Data excerpts:

════════════════════

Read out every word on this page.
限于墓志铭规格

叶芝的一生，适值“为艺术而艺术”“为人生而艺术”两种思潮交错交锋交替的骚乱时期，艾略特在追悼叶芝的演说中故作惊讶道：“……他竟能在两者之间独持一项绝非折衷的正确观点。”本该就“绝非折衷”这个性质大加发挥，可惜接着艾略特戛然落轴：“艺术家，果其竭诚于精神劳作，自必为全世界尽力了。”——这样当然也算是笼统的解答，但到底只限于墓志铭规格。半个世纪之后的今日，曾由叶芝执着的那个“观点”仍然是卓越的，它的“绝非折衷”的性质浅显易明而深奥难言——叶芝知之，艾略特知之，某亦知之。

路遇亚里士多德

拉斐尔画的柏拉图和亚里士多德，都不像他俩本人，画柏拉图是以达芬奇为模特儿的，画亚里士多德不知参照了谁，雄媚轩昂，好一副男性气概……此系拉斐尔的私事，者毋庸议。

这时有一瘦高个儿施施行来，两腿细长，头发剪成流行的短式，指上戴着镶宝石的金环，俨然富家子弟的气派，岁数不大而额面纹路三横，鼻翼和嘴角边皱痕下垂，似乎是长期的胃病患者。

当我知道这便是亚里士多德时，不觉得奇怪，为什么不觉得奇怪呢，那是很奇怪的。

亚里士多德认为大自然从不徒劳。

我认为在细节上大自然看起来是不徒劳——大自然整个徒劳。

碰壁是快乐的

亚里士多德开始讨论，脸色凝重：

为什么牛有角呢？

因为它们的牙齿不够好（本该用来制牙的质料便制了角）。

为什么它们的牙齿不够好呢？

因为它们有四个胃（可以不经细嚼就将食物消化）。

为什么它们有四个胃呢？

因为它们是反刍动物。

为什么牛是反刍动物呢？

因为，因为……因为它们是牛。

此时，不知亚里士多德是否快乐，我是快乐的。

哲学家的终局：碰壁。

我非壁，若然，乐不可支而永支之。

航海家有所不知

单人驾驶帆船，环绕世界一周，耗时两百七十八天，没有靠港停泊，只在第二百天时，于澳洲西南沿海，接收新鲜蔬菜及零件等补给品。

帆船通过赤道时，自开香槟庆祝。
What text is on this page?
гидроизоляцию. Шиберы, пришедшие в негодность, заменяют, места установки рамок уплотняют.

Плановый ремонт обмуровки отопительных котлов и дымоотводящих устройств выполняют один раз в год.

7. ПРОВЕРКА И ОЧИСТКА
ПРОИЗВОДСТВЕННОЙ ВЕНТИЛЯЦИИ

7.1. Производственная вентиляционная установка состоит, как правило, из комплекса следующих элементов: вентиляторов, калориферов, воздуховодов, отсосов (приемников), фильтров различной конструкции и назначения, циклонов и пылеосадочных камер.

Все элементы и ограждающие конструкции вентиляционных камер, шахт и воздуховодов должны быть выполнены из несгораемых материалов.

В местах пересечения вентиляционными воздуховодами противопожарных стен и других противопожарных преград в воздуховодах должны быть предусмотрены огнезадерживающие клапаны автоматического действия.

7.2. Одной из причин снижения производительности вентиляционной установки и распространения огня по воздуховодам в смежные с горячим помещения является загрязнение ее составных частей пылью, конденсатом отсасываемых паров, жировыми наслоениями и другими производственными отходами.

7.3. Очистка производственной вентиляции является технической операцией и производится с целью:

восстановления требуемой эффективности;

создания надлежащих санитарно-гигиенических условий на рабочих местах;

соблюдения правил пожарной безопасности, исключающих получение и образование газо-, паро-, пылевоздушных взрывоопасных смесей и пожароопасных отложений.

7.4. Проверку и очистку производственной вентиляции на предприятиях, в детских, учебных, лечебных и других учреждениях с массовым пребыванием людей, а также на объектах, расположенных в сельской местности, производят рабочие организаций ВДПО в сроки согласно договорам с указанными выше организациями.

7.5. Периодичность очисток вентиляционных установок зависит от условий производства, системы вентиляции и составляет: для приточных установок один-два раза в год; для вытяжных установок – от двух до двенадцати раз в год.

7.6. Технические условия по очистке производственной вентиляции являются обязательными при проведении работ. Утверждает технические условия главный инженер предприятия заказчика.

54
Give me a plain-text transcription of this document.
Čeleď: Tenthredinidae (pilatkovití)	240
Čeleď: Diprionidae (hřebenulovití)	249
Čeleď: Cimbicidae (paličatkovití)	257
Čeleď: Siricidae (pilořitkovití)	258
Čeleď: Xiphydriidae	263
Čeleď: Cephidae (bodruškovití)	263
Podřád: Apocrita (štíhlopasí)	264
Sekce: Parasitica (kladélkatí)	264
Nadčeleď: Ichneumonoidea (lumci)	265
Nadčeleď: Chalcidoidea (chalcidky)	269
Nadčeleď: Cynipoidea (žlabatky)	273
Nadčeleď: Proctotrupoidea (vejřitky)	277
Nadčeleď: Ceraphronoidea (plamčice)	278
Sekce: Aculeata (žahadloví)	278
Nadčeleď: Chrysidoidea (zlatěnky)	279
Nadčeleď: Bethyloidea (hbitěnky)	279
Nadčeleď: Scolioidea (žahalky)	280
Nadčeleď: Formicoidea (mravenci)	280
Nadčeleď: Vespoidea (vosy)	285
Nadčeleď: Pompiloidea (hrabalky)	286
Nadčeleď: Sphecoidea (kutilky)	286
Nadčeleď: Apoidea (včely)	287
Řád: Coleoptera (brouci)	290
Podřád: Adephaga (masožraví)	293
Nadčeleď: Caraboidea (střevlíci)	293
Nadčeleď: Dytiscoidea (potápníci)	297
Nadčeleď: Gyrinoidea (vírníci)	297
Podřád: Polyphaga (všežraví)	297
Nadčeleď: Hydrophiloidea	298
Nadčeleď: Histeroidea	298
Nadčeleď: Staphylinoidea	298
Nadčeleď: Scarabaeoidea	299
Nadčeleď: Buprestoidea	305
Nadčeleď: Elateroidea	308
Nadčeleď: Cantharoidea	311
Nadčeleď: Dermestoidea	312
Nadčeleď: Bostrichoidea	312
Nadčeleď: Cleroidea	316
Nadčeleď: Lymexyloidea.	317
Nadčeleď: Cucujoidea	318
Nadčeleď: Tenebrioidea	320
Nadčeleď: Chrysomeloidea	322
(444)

════════════════════

Say, as a single number and nothing more, how many lines of the entries contain the word "Podřád".

3